Land was provided by the Desclée family, and the first stone was put in place on 5 August 1891. Building was completed only in 1936, however. The monastery comprises a compact collection of stone buildings in a neo-gothic style, under a traditional slate roof, and sited on a hill-side, overlooking Maredret and the Molignée valley.

The abbey church, completed in 1907, was one of the final projects of the fashionable Gothic revival Gent-based architect Auguste Van Assche. The interior and the windows have been described as remarkable. Later buildings were the work of a succession of local architects. The site of 15 hectares is surrounded by a high wall of rough stone, enhanced with two medieval style towers.

==Outbuildings==
The site also incorporated various outbuildings, located within but close to the outer wall. The "Clos Saint-Jean" (previously known as the Villa Saint-Jean/Saint John villa) and the "Clos Saint-Pierre" previously known as "the gardener's house", and later as the "school house" were both built in 1892, the work of the architect G. Soreil. The "Clos Saint-Pierre" was expanded in 1933 and became, for many years, a Visitor Centre.

TASK LIST:
**a)** According to the passage on the Maredret monastery, what year was the abbey church completed?
**b)** Carry the passage on the Maredret monastery forward from its last sentence.
The items after this passage have no connection to it.

INFORMATION SHOWN:
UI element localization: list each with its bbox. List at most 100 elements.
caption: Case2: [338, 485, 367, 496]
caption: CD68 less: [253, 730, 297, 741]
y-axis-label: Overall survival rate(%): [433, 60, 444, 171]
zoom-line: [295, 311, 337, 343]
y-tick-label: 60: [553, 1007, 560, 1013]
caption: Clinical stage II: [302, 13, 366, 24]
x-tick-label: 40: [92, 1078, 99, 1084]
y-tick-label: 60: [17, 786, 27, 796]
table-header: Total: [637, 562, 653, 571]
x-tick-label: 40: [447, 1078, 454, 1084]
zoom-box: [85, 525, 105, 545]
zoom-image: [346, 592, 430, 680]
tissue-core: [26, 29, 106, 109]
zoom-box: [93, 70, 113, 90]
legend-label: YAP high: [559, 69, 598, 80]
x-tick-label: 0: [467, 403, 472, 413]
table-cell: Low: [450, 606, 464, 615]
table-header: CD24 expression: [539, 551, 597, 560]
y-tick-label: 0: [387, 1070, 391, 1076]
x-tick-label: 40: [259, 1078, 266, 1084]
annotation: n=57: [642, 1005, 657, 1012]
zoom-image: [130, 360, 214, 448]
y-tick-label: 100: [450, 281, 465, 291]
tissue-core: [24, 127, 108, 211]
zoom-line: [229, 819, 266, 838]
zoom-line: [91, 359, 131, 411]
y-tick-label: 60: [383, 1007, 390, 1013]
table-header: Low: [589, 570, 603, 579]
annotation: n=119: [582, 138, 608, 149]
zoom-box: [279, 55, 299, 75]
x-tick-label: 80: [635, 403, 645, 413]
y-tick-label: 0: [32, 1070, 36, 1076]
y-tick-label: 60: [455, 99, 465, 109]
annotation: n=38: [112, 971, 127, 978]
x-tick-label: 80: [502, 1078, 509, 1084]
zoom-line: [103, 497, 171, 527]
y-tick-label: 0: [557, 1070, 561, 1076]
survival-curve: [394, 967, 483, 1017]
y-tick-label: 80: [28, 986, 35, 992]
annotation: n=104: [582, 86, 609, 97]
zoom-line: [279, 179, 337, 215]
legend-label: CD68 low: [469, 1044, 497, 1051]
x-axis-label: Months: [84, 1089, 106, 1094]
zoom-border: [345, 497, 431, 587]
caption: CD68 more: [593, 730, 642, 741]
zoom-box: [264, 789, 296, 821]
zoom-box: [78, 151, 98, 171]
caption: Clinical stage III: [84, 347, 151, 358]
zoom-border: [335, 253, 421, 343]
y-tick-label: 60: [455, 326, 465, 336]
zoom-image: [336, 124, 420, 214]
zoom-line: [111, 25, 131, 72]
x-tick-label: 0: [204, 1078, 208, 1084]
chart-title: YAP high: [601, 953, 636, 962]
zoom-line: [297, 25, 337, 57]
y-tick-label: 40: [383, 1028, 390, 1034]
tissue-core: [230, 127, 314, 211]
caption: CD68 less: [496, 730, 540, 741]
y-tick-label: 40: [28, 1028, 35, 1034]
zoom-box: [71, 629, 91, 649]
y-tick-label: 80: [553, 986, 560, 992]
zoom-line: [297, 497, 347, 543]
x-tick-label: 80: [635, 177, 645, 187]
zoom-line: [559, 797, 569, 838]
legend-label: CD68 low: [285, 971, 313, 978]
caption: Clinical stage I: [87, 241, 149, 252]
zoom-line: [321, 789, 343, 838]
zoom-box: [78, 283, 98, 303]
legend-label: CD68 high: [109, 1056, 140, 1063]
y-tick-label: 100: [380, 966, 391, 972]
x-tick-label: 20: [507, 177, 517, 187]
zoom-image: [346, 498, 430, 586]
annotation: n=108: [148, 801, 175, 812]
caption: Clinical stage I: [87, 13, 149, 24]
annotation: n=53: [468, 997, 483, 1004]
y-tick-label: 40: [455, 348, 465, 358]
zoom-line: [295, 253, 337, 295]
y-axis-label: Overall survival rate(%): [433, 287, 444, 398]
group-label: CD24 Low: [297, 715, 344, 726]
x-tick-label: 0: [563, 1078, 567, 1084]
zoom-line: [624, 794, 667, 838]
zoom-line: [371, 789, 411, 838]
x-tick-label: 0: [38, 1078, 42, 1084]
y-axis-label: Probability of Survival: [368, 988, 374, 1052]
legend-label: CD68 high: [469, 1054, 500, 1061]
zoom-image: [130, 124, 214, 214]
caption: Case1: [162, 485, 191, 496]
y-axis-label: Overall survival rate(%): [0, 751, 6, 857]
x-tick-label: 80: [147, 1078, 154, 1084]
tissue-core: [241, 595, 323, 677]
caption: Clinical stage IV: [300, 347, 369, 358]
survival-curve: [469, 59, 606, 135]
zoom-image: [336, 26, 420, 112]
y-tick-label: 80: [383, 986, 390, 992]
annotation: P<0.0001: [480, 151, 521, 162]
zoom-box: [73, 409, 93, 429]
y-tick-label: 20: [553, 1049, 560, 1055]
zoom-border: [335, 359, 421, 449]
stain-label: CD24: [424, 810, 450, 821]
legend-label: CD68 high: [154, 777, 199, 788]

RESPONSES BY ITEM NUMBER:
**a)** 1907.

**b)**
On the south side of the site, at the foot of the hill, the "Chapel of Our Lady of Grace" ("Notre-Dame de Grâce") houses a copy of the image of "Our Lady of Grace": the original, at nearby Berzée, has been venerated for its miraculous powers since 1909. The construction of the chapel at Maredret, using stone quarried locally at Denée, was the work of the architect-contractor Lambotte.

==Today==
The abbey has become focused increasingly on crafts. The nuns have expertise in the art of Illuminated manuscript, which may be applied to documents marking important stages in individual Christian lives: baptism, religious confirmation or conversion, marriage and burial. Religious imagery is an important part of the abbey's ongoing life, along with artisanal regional food products.

In 2016, the nuns of the abbey began brewing beer to raise funds for repairs and maintenance. This made them the first nuns to do so, as beer brewing is traditionally the purview of monks.